■ Aim of the exercise ■
Reproduce the material in full, exactly as written.

■ Exercise materials ■
########################################

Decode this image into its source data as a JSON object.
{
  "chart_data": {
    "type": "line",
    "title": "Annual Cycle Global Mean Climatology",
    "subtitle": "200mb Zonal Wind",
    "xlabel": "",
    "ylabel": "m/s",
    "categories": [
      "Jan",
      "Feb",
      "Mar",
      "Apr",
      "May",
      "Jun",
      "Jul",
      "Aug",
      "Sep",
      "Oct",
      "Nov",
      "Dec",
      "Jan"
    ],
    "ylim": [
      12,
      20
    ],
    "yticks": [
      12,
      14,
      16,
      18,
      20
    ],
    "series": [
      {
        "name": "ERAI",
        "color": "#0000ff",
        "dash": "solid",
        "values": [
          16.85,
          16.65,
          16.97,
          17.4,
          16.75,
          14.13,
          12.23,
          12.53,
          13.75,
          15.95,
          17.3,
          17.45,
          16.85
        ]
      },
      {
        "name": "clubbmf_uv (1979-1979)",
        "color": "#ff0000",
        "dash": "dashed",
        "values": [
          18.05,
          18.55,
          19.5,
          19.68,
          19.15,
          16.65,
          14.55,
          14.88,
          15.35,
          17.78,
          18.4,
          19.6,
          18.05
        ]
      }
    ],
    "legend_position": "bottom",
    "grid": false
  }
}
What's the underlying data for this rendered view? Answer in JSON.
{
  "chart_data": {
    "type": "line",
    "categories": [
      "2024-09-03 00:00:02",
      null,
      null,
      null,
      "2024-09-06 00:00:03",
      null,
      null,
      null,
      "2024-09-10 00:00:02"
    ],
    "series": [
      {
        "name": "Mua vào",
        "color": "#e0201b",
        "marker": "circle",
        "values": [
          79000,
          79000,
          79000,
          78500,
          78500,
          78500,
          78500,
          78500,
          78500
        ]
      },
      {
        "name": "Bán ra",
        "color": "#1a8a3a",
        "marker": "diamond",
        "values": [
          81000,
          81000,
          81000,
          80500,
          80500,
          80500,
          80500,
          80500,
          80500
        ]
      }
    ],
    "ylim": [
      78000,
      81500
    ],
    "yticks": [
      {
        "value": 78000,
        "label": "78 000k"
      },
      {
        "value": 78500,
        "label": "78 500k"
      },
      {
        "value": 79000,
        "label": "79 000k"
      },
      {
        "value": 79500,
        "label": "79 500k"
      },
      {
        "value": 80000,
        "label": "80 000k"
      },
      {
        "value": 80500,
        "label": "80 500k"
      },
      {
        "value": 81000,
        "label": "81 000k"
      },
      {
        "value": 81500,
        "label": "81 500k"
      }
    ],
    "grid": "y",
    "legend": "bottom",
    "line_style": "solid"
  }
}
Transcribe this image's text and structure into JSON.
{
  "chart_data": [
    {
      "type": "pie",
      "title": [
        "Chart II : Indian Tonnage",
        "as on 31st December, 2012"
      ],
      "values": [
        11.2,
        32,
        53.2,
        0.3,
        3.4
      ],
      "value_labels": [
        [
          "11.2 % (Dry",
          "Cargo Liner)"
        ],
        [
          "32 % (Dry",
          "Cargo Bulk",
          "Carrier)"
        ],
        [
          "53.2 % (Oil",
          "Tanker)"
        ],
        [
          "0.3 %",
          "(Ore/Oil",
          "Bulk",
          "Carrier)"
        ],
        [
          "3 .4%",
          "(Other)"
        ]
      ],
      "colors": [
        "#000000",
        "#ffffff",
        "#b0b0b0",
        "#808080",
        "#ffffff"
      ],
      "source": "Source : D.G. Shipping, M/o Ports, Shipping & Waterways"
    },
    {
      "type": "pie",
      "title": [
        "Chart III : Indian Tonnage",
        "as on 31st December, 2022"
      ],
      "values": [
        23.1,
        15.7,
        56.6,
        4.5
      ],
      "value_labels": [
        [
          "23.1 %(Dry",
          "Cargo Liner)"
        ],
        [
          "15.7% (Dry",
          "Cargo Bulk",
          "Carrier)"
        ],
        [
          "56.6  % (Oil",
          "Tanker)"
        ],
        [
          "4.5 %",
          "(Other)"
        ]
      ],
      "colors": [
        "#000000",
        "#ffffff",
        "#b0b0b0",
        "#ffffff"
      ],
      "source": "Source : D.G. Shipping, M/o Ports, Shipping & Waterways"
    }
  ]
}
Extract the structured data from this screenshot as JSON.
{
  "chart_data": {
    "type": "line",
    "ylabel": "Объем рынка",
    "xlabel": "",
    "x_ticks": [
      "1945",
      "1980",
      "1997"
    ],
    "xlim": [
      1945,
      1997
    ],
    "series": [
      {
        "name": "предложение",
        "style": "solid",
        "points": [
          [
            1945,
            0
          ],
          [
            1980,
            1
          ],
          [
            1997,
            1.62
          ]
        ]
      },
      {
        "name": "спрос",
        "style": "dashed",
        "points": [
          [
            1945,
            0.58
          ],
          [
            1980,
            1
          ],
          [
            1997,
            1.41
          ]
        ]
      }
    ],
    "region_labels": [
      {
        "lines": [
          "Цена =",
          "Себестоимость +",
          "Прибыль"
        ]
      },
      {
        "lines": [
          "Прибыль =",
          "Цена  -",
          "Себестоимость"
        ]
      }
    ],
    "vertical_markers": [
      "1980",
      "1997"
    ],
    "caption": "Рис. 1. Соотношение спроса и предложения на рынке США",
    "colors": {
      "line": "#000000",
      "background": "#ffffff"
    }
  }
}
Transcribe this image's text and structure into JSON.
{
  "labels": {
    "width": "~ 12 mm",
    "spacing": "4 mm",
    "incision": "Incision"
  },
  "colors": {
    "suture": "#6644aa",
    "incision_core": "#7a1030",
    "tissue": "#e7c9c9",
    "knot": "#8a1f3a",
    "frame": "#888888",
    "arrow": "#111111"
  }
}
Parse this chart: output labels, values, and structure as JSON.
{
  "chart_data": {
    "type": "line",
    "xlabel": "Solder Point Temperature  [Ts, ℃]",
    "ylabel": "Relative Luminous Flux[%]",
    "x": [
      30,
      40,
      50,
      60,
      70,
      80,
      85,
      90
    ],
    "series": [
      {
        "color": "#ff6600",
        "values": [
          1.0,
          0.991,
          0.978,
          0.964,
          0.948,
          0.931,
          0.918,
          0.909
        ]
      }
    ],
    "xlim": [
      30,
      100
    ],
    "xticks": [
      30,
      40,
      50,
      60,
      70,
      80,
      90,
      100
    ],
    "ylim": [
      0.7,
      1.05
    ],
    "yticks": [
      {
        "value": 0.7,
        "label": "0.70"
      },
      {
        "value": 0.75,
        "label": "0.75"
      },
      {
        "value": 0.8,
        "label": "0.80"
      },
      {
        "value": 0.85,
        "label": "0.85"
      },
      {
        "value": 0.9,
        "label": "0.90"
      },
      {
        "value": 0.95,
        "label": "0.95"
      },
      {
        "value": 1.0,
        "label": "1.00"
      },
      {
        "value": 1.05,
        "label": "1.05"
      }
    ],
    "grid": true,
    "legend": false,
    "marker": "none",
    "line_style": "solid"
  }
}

########################################

■ Written response ■
Decode this image into its source data as a JSON object.
{
  "chart_data": {
    "type": "line",
    "title": "Annual Cycle Global Mean Climatology",
    "subtitle": "200mb Zonal Wind",
    "xlabel": "",
    "ylabel": "m/s",
    "categories": [
      "Jan",
      "Feb",
      "Mar",
      "Apr",
      "May",
      "Jun",
      "Jul",
      "Aug",
      "Sep",
      "Oct",
      "Nov",
      "Dec",
      "Jan"
    ],
    "ylim": [
      12,
      20
    ],
    "yticks": [
      12,
      14,
      16,
      18,
      20
    ],
    "series": [
      {
        "name": "ERAI",
        "color": "#0000ff",
        "dash": "solid",
        "values": [
          16.85,
          16.65,
          16.97,
          17.4,
          16.75,
          14.13,
          12.23,
          12.53,
          13.75,
          15.95,
          17.3,
          17.45,
          16.85
        ]
      },
      {
        "name": "clubbmf_uv (1979-1979)",
        "color": "#ff0000",
        "dash": "dashed",
        "values": [
          18.05,
          18.55,
          19.5,
          19.68,
          19.15,
          16.65,
          14.55,
          14.88,
          15.35,
          17.78,
          18.4,
          19.6,
          18.05
        ]
      }
    ],
    "legend_position": "bottom",
    "grid": false
  }
}
What's the underlying data for this rendered view? Answer in JSON.
{
  "chart_data": {
    "type": "line",
    "categories": [
      "2024-09-03 00:00:02",
      null,
      null,
      null,
      "2024-09-06 00:00:03",
      null,
      null,
      null,
      "2024-09-10 00:00:02"
    ],
    "series": [
      {
        "name": "Mua vào",
        "color": "#e0201b",
        "marker": "circle",
        "values": [
          79000,
          79000,
          79000,
          78500,
          78500,
          78500,
          78500,
          78500,
          78500
        ]
      },
      {
        "name": "Bán ra",
        "color": "#1a8a3a",
        "marker": "diamond",
        "values": [
          81000,
          81000,
          81000,
          80500,
          80500,
          80500,
          80500,
          80500,
          80500
        ]
      }
    ],
    "ylim": [
      78000,
      81500
    ],
    "yticks": [
      {
        "value": 78000,
        "label": "78 000k"
      },
      {
        "value": 78500,
        "label": "78 500k"
      },
      {
        "value": 79000,
        "label": "79 000k"
      },
      {
        "value": 79500,
        "label": "79 500k"
      },
      {
        "value": 80000,
        "label": "80 000k"
      },
      {
        "value": 80500,
        "label": "80 500k"
      },
      {
        "value": 81000,
        "label": "81 000k"
      },
      {
        "value": 81500,
        "label": "81 500k"
      }
    ],
    "grid": "y",
    "legend": "bottom",
    "line_style": "solid"
  }
}
Transcribe this image's text and structure into JSON.
{
  "chart_data": [
    {
      "type": "pie",
      "title": [
        "Chart II : Indian Tonnage",
        "as on 31st December, 2012"
      ],
      "values": [
        11.2,
        32,
        53.2,
        0.3,
        3.4
      ],
      "value_labels": [
        [
          "11.2 % (Dry",
          "Cargo Liner)"
        ],
        [
          "32 % (Dry",
          "Cargo Bulk",
          "Carrier)"
        ],
        [
          "53.2 % (Oil",
          "Tanker)"
        ],
        [
          "0.3 %",
          "(Ore/Oil",
          "Bulk",
          "Carrier)"
        ],
        [
          "3 .4%",
          "(Other)"
        ]
      ],
      "colors": [
        "#000000",
        "#ffffff",
        "#b0b0b0",
        "#808080",
        "#ffffff"
      ],
      "source": "Source : D.G. Shipping, M/o Ports, Shipping & Waterways"
    },
    {
      "type": "pie",
      "title": [
        "Chart III : Indian Tonnage",
        "as on 31st December, 2022"
      ],
      "values": [
        23.1,
        15.7,
        56.6,
        4.5
      ],
      "value_labels": [
        [
          "23.1 %(Dry",
          "Cargo Liner)"
        ],
        [
          "15.7% (Dry",
          "Cargo Bulk",
          "Carrier)"
        ],
        [
          "56.6  % (Oil",
          "Tanker)"
        ],
        [
          "4.5 %",
          "(Other)"
        ]
      ],
      "colors": [
        "#000000",
        "#ffffff",
        "#b0b0b0",
        "#ffffff"
      ],
      "source": "Source : D.G. Shipping, M/o Ports, Shipping & Waterways"
    }
  ]
}
Extract the structured data from this screenshot as JSON.
{
  "chart_data": {
    "type": "line",
    "ylabel": "Объем рынка",
    "xlabel": "",
    "x_ticks": [
      "1945",
      "1980",
      "1997"
    ],
    "xlim": [
      1945,
      1997
    ],
    "series": [
      {
        "name": "предложение",
        "style": "solid",
        "points": [
          [
            1945,
            0
          ],
          [
            1980,
            1
          ],
          [
            1997,
            1.62
          ]
        ]
      },
      {
        "name": "спрос",
        "style": "dashed",
        "points": [
          [
            1945,
            0.58
          ],
          [
            1980,
            1
          ],
          [
            1997,
            1.41
          ]
        ]
      }
    ],
    "region_labels": [
      {
        "lines": [
          "Цена =",
          "Себестоимость +",
          "Прибыль"
        ]
      },
      {
        "lines": [
          "Прибыль =",
          "Цена  -",
          "Себестоимость"
        ]
      }
    ],
    "vertical_markers": [
      "1980",
      "1997"
    ],
    "caption": "Рис. 1. Соотношение спроса и предложения на рынке США",
    "colors": {
      "line": "#000000",
      "background": "#ffffff"
    }
  }
}
Transcribe this image's text and structure into JSON.
{
  "labels": {
    "width": "~ 12 mm",
    "spacing": "4 mm",
    "incision": "Incision"
  },
  "colors": {
    "suture": "#6644aa",
    "incision_core": "#7a1030",
    "tissue": "#e7c9c9",
    "knot": "#8a1f3a",
    "frame": "#888888",
    "arrow": "#111111"
  }
}
Parse this chart: output labels, values, and structure as JSON.
{
  "chart_data": {
    "type": "line",
    "xlabel": "Solder Point Temperature  [Ts, ℃]",
    "ylabel": "Relative Luminous Flux[%]",
    "x": [
      30,
      40,
      50,
      60,
      70,
      80,
      85,
      90
    ],
    "series": [
      {
        "color": "#ff6600",
        "values": [
          1.0,
          0.991,
          0.978,
          0.964,
          0.948,
          0.931,
          0.918,
          0.909
        ]
      }
    ],
    "xlim": [
      30,
      100
    ],
    "xticks": [
      30,
      40,
      50,
      60,
      70,
      80,
      90,
      100
    ],
    "ylim": [
      0.7,
      1.05
    ],
    "yticks": [
      {
        "value": 0.7,
        "label": "0.70"
      },
      {
        "value": 0.75,
        "label": "0.75"
      },
      {
        "value": 0.8,
        "label": "0.80"
      },
      {
        "value": 0.85,
        "label": "0.85"
      },
      {
        "value": 0.9,
        "label": "0.90"
      },
      {
        "value": 0.95,
        "label": "0.95"
      },
      {
        "value": 1.0,
        "label": "1.00"
      },
      {
        "value": 1.05,
        "label": "1.05"
      }
    ],
    "grid": true,
    "legend": false,
    "marker": "none",
    "line_style": "solid"
  }
}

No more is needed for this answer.